What is expected:
Extract all lines that hold "JSON" from the records below.

Begin Input for this task

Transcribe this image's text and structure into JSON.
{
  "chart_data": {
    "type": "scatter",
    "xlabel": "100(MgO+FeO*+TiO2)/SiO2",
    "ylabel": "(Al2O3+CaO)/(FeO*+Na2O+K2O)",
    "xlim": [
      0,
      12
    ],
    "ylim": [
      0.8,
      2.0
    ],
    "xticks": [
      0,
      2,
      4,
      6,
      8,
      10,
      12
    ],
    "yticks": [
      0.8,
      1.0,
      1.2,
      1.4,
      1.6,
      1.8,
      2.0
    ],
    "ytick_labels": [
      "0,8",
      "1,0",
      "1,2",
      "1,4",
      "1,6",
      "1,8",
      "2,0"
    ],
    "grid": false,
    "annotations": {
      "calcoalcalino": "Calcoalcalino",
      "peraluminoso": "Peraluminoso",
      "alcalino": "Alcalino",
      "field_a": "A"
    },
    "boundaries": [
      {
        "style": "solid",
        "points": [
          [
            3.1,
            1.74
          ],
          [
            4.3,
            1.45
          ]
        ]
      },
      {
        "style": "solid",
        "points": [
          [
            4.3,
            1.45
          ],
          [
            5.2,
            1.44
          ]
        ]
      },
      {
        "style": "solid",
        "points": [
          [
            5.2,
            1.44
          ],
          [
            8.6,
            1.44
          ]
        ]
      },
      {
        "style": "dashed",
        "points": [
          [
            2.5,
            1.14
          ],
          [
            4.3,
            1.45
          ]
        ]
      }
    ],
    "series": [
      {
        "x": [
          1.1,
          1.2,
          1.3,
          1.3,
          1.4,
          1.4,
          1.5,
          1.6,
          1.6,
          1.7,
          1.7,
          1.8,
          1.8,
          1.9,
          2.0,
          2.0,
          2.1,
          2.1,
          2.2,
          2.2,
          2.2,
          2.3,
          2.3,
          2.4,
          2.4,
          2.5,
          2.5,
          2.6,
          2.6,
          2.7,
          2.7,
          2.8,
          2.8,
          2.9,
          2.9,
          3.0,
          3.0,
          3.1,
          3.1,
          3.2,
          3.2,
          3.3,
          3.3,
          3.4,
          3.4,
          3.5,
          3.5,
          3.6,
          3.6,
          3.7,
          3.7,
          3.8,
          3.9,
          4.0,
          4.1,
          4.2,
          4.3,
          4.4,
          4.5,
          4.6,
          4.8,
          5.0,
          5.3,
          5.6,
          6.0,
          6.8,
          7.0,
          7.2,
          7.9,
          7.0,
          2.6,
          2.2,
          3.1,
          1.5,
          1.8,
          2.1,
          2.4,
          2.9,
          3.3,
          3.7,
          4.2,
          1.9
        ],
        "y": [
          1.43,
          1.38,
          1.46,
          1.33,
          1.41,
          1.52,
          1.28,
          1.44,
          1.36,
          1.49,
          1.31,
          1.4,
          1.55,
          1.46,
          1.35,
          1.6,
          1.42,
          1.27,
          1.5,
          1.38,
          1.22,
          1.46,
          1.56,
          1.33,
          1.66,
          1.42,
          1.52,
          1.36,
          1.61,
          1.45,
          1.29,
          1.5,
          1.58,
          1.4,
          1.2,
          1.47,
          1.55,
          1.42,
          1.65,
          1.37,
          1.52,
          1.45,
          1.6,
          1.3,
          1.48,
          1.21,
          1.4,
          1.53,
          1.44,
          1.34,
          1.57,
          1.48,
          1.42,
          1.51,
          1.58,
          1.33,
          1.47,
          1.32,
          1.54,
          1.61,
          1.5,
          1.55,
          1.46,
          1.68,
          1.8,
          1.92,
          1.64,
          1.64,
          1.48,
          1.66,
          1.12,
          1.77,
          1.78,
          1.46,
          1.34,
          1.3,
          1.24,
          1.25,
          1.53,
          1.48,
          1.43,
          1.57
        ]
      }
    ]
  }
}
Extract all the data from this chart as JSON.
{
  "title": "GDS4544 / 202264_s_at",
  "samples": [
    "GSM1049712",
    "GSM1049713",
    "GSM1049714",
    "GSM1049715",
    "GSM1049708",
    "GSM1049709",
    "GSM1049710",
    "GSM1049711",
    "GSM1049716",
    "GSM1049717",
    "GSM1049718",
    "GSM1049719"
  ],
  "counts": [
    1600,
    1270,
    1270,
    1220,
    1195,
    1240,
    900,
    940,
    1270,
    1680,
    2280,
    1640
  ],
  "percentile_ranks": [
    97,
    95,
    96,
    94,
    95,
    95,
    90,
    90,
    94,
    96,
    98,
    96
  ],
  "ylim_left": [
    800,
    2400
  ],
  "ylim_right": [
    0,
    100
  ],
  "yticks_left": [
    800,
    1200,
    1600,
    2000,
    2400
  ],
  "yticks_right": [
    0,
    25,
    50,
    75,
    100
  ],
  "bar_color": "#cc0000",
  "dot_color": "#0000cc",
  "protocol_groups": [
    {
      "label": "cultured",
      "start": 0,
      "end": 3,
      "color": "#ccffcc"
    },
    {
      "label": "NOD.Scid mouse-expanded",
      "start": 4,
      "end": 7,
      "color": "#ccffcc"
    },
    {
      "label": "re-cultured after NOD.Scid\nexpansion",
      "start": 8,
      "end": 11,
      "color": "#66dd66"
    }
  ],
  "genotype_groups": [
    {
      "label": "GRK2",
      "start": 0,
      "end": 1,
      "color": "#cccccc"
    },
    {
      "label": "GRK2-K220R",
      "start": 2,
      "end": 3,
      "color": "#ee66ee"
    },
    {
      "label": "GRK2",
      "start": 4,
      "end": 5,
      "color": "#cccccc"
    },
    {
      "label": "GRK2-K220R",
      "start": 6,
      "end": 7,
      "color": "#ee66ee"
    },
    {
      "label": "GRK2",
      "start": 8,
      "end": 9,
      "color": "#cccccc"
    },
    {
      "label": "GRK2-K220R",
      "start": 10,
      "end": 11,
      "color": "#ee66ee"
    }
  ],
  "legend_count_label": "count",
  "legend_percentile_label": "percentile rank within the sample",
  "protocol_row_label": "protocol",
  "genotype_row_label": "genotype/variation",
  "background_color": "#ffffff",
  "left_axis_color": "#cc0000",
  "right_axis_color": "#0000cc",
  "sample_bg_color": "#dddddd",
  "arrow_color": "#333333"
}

End Input for this task

Final result:
Transcribe this image's text and structure into JSON.
Extract all the data from this chart as JSON.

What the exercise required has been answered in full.